GOAL OF THE EXERCISE
Please list all lines of the material below in which the string "state" occurs.

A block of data
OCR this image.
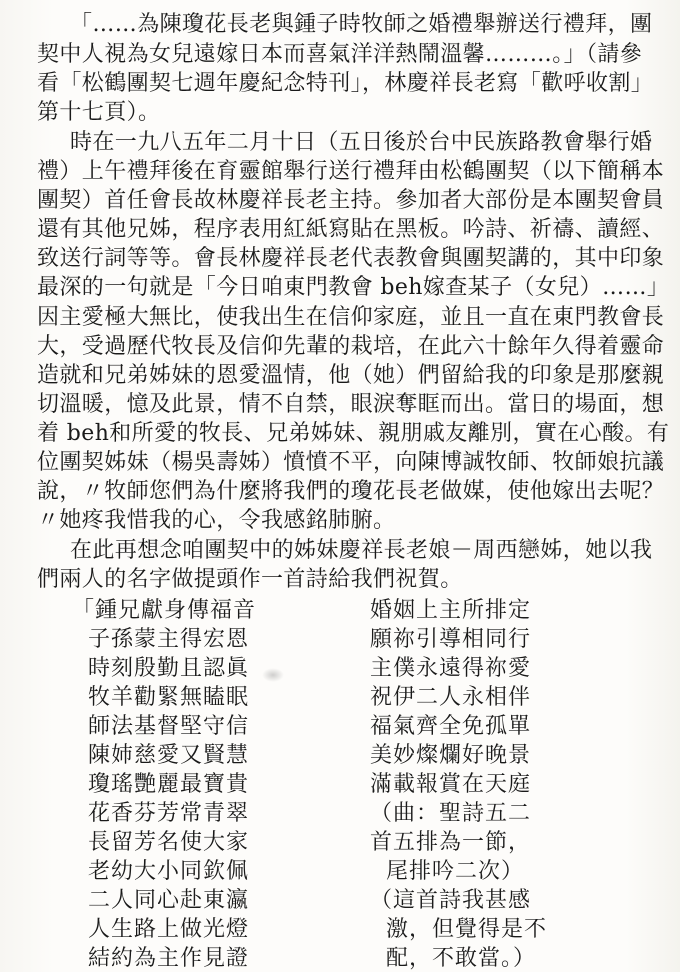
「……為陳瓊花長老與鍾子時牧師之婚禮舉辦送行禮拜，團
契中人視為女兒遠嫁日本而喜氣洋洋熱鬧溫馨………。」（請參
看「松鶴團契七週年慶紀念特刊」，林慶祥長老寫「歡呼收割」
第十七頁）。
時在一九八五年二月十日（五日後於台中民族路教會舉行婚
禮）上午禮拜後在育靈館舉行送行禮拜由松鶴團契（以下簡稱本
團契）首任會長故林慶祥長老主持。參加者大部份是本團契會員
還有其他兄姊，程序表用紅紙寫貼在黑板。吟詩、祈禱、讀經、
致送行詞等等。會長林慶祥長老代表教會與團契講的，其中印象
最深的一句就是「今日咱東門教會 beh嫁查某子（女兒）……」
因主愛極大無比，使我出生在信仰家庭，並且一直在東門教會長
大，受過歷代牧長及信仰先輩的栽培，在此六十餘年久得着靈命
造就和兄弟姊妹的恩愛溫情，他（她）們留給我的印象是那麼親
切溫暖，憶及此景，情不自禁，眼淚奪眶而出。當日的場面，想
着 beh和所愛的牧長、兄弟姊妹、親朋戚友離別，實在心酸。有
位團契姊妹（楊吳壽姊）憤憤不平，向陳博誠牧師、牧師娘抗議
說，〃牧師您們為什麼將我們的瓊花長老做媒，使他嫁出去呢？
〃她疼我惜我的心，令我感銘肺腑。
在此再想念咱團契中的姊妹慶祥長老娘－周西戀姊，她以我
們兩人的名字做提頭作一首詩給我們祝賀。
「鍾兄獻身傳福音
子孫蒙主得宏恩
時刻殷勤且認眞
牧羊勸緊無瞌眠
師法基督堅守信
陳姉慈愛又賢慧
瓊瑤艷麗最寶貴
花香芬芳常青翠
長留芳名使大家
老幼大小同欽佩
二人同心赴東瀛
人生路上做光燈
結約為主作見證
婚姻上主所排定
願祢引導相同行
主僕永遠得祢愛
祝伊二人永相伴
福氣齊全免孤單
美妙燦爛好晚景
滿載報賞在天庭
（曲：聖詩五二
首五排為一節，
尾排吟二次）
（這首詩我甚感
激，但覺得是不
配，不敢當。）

* * *

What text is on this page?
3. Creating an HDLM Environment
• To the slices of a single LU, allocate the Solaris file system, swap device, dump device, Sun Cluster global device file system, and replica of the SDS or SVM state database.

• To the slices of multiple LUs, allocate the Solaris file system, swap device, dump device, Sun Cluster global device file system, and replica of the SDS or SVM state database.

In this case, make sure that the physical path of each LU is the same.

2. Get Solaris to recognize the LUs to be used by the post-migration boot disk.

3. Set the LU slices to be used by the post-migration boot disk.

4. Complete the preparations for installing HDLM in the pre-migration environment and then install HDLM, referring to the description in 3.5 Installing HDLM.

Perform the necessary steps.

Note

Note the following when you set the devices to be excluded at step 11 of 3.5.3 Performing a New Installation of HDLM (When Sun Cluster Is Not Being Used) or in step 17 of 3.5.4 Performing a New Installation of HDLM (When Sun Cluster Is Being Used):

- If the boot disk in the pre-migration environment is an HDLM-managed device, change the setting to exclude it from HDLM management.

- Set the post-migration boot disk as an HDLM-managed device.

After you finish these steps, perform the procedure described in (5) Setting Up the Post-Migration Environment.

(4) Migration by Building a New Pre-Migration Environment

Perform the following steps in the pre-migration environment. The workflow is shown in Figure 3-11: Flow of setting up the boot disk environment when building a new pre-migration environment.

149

COMPLETE ANSWER
• To the slices of a single LU, allocate the Solaris file system, swap device, dump device, Sun Cluster global device file system, and replica of the SDS or SVM state database.
• To the slices of multiple LUs, allocate the Solaris file system, swap device, dump device, Sun Cluster global device file system, and replica of the SDS or SVM state database.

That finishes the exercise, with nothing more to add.